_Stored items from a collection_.
________________
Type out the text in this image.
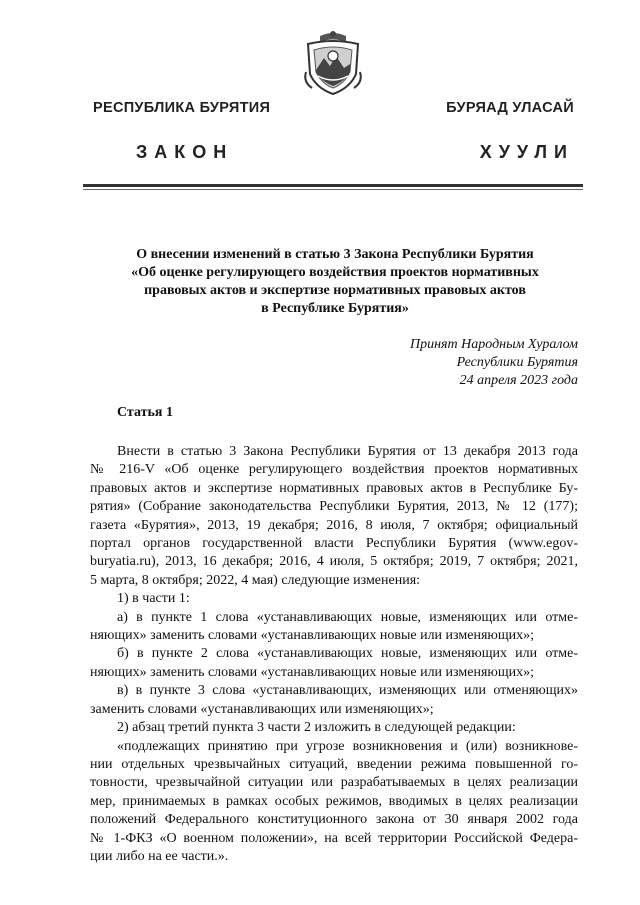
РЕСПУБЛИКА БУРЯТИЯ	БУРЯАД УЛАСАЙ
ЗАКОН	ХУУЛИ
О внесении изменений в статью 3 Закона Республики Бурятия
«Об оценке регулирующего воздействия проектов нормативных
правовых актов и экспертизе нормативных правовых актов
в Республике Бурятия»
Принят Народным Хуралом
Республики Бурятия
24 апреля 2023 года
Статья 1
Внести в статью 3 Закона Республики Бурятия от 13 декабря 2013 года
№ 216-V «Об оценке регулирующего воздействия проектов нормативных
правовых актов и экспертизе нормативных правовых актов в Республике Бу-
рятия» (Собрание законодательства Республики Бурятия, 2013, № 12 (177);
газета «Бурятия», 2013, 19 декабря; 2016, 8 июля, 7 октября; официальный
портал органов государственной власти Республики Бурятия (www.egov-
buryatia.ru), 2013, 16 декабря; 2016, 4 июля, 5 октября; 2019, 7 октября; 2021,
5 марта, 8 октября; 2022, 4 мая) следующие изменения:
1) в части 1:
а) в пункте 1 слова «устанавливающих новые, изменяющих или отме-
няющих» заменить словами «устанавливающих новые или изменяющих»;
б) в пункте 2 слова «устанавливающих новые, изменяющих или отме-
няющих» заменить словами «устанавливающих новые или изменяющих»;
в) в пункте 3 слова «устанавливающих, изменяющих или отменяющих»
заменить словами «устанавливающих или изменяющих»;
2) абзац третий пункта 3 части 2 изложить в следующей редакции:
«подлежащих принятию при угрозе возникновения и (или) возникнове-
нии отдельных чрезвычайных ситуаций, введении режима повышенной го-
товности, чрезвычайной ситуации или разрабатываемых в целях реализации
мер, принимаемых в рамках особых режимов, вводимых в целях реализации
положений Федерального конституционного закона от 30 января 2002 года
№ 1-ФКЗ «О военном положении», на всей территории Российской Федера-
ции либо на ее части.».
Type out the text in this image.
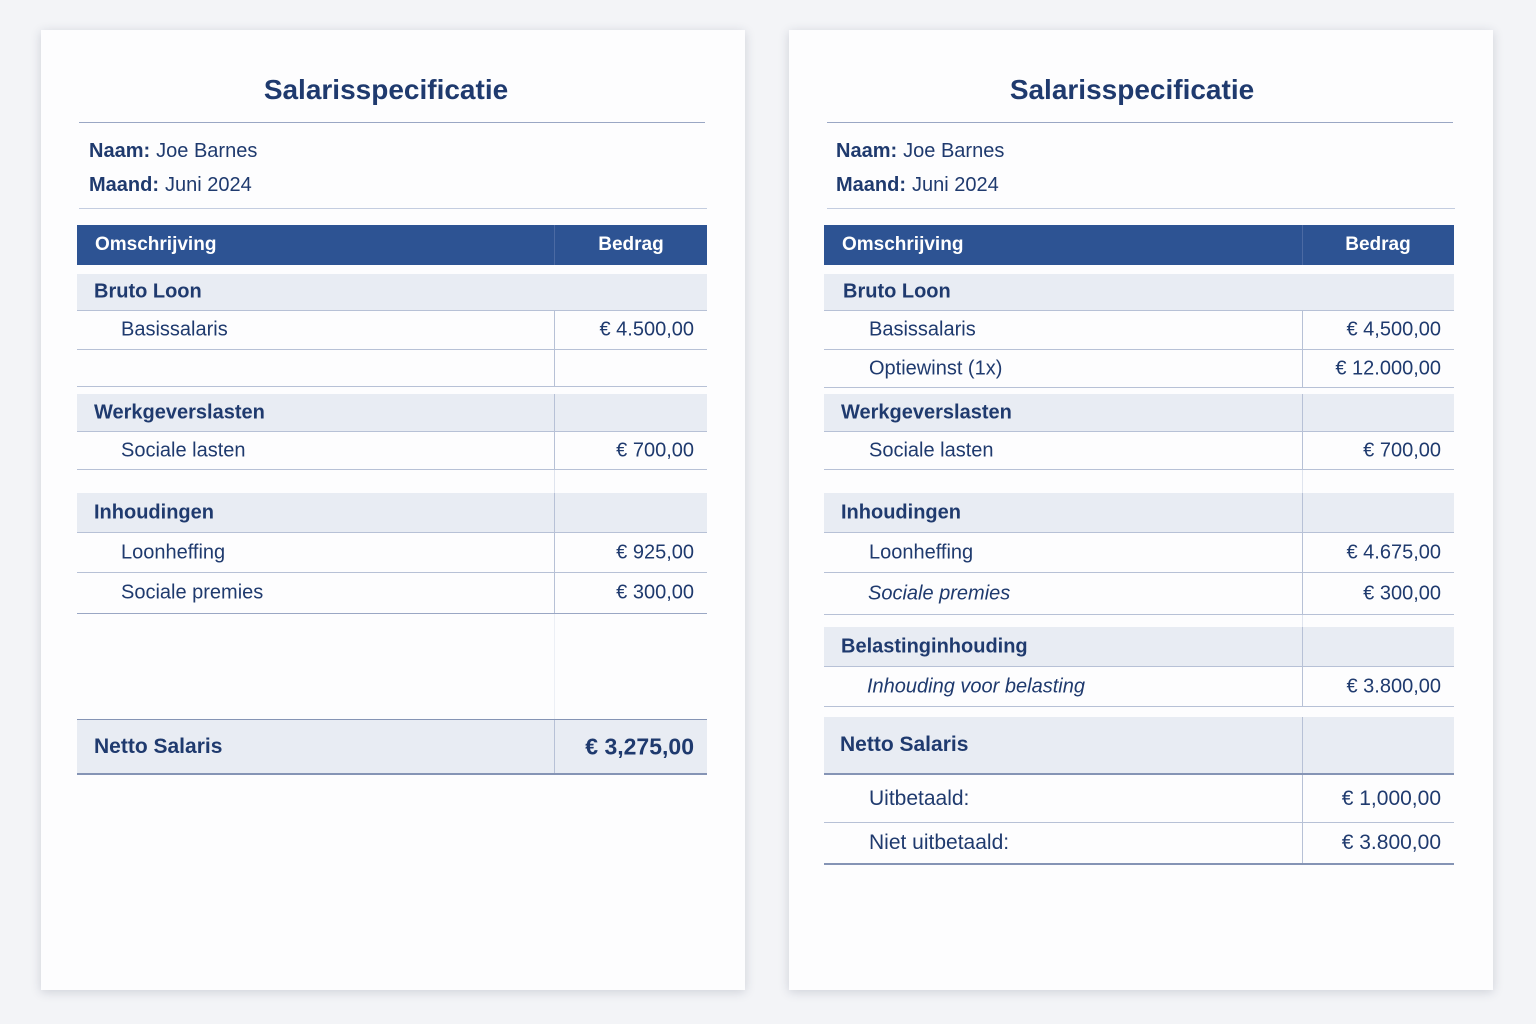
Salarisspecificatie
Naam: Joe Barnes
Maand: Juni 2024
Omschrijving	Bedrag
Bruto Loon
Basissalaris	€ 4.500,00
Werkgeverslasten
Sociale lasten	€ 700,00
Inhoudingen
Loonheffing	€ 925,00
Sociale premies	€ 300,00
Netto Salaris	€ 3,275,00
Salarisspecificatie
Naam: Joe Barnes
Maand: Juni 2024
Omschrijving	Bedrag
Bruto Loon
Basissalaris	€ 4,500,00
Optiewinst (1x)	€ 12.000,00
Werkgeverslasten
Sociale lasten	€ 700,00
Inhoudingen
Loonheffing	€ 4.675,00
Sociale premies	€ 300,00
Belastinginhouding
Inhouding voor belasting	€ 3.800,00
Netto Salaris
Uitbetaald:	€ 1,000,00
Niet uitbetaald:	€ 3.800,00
________________
_EXERCISE DETAILS_.
Print the listing above in full, exactly as written. Omit any pictures.

_SOLUTION_.
Type out the text in this image.
РЕСПУБЛИКА БУРЯТИЯ	БУРЯАД УЛАСАЙ
ЗАКОН	ХУУЛИ
О внесении изменений в статью 3 Закона Республики Бурятия
«Об оценке регулирующего воздействия проектов нормативных
правовых актов и экспертизе нормативных правовых актов
в Республике Бурятия»
Принят Народным Хуралом
Республики Бурятия
24 апреля 2023 года
Статья 1
Внести в статью 3 Закона Республики Бурятия от 13 декабря 2013 года
№ 216-V «Об оценке регулирующего воздействия проектов нормативных
правовых актов и экспертизе нормативных правовых актов в Республике Бу-
рятия» (Собрание законодательства Республики Бурятия, 2013, № 12 (177);
газета «Бурятия», 2013, 19 декабря; 2016, 8 июля, 7 октября; официальный
портал органов государственной власти Республики Бурятия (www.egov-
buryatia.ru), 2013, 16 декабря; 2016, 4 июля, 5 октября; 2019, 7 октября; 2021,
5 марта, 8 октября; 2022, 4 мая) следующие изменения:
1) в части 1:
а) в пункте 1 слова «устанавливающих новые, изменяющих или отме-
няющих» заменить словами «устанавливающих новые или изменяющих»;
б) в пункте 2 слова «устанавливающих новые, изменяющих или отме-
няющих» заменить словами «устанавливающих новые или изменяющих»;
в) в пункте 3 слова «устанавливающих, изменяющих или отменяющих»
заменить словами «устанавливающих или изменяющих»;
2) абзац третий пункта 3 части 2 изложить в следующей редакции:
«подлежащих принятию при угрозе возникновения и (или) возникнове-
нии отдельных чрезвычайных ситуаций, введении режима повышенной го-
товности, чрезвычайной ситуации или разрабатываемых в целях реализации
мер, принимаемых в рамках особых режимов, вводимых в целях реализации
положений Федерального конституционного закона от 30 января 2002 года
№ 1-ФКЗ «О военном положении», на всей территории Российской Федера-
ции либо на ее части.».
Type out the text in this image.
Salarisspecificatie
Naam: Joe Barnes
Maand: Juni 2024
Omschrijving	Bedrag
Bruto Loon
Basissalaris	€ 4.500,00
Werkgeverslasten
Sociale lasten	€ 700,00
Inhoudingen
Loonheffing	€ 925,00
Sociale premies	€ 300,00
Netto Salaris	€ 3,275,00
Salarisspecificatie
Naam: Joe Barnes
Maand: Juni 2024
Omschrijving	Bedrag
Bruto Loon
Basissalaris	€ 4,500,00
Optiewinst (1x)	€ 12.000,00
Werkgeverslasten
Sociale lasten	€ 700,00
Inhoudingen
Loonheffing	€ 4.675,00
Sociale premies	€ 300,00
Belastinginhouding
Inhouding voor belasting	€ 3.800,00
Netto Salaris
Uitbetaald:	€ 1,000,00
Niet uitbetaald:	€ 3.800,00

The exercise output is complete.